→ STORED DATA:

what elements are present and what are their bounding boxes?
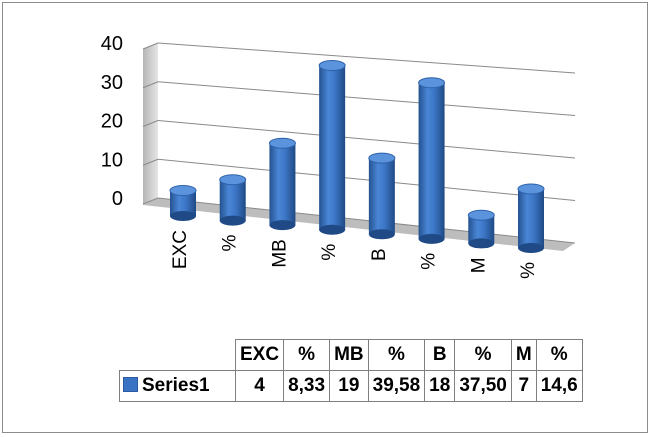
- bar-top: [368, 152, 396, 164]
- bar-base: [319, 224, 346, 235]
- series-name: Series1: [142, 375, 210, 396]
- bar: [268, 137, 296, 231]
- chart-frame: 0 10 20 30 40 EXC% MB% B% M% EXC % MB % B % M %…: [2, 2, 648, 433]
- data-table-header: %: [535, 339, 583, 371]
- data-table-cell: 18: [424, 370, 456, 402]
- data-table-header: %: [283, 339, 331, 371]
- gridline: [157, 158, 576, 201]
- gridline-side: [142, 42, 159, 50]
- data-table-header: B: [424, 339, 456, 371]
- x-tick-label: %: [419, 253, 440, 270]
- data-table-cell: 8,33: [283, 370, 331, 402]
- gridline-side: [142, 81, 159, 89]
- bar-top: [318, 60, 346, 72]
- bar-top: [467, 209, 495, 221]
- x-tick-label: EXC: [170, 230, 191, 269]
- bar-base: [368, 229, 395, 240]
- data-table-header: %: [454, 339, 512, 371]
- data-table-cell: 19: [329, 370, 369, 402]
- data-table-cell: 14,6: [535, 370, 583, 402]
- chart-plot: 0 10 20 30 40 EXC% MB% B% M%: [101, 33, 576, 279]
- chart-floor: [143, 198, 575, 251]
- data-table-cell: 37,50: [454, 370, 512, 402]
- data-table-header: EXC: [234, 339, 285, 371]
- gridline: [157, 81, 576, 116]
- bar-body: [518, 188, 544, 248]
- bar-top: [169, 185, 197, 196]
- bar-body: [368, 158, 395, 235]
- bar-base: [170, 211, 196, 221]
- bar-base: [468, 238, 495, 249]
- bar: [467, 209, 495, 249]
- bar-body: [219, 179, 246, 221]
- bar: [219, 174, 247, 226]
- bar-body: [319, 65, 346, 230]
- legend-key-swatch: [123, 377, 138, 392]
- bar: [169, 185, 197, 221]
- x-tick-label: %: [518, 262, 539, 279]
- y-tick-label: 10: [101, 149, 123, 171]
- y-tick-label: 0: [112, 188, 123, 210]
- bar-top: [517, 183, 545, 195]
- gridline-side: [142, 197, 159, 205]
- data-table-header: M: [510, 339, 537, 371]
- bar-base: [518, 243, 544, 253]
- gridline-side: [142, 120, 159, 127]
- data-table-header: %: [367, 339, 426, 371]
- bar: [318, 60, 346, 235]
- y-tick-label: 40: [101, 33, 123, 55]
- x-tick-label: B: [369, 248, 390, 261]
- bar: [418, 77, 446, 244]
- data-table-cell: 4: [234, 370, 285, 402]
- legend-entry: Series1: [119, 370, 236, 402]
- bar-top: [418, 77, 446, 89]
- bar-body: [269, 143, 296, 226]
- bar: [517, 183, 545, 253]
- data-table-cell: 7: [510, 370, 537, 402]
- bar-body: [418, 82, 445, 239]
- data-table-header: MB: [329, 339, 369, 371]
- bar-base: [219, 215, 246, 226]
- bar-base: [418, 233, 445, 244]
- bar-top: [268, 137, 296, 149]
- gridline-side: [142, 158, 159, 166]
- y-tick-label: 30: [101, 72, 123, 94]
- data-table-corner: [119, 339, 236, 371]
- bar-base: [269, 220, 296, 231]
- y-tick-label: 20: [101, 111, 123, 133]
- gridline: [157, 120, 576, 159]
- x-tick-label: MB: [269, 239, 290, 268]
- bar: [368, 152, 396, 240]
- bar-top: [219, 174, 247, 186]
- gridline: [157, 42, 576, 74]
- x-tick-label: %: [220, 234, 241, 251]
- data-table-cell: 39,58: [367, 370, 426, 402]
- data-table: EXC % MB % B % M % Series1 4 8,33 19 39,…: [119, 339, 583, 402]
- x-tick-label: %: [319, 244, 340, 261]
- data-table-header-row: EXC % MB % B % M %: [119, 339, 583, 371]
- x-tick-label: M: [468, 257, 489, 273]
- data-table-series-row: Series1 4 8,33 19 39,58 18 37,50 7 14,6: [119, 370, 583, 402]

→ WORK REQUIRED: Reproduce verbatim every line from the one containing "- bar-top: [368, 152, 396, 164]" down to the one containing "- chart-frame: 0", including both of those lines.

→ RESPONSE TO THE TASK:
- bar-top: [368, 152, 396, 164]
- bar-base: [319, 224, 346, 235]
- series-name: Series1: [142, 375, 210, 396]
- bar: [268, 137, 296, 231]
- chart-frame: 0 10 20 30 40 EXC% MB% B% M% EXC % MB % B % M %…: [2, 2, 648, 433]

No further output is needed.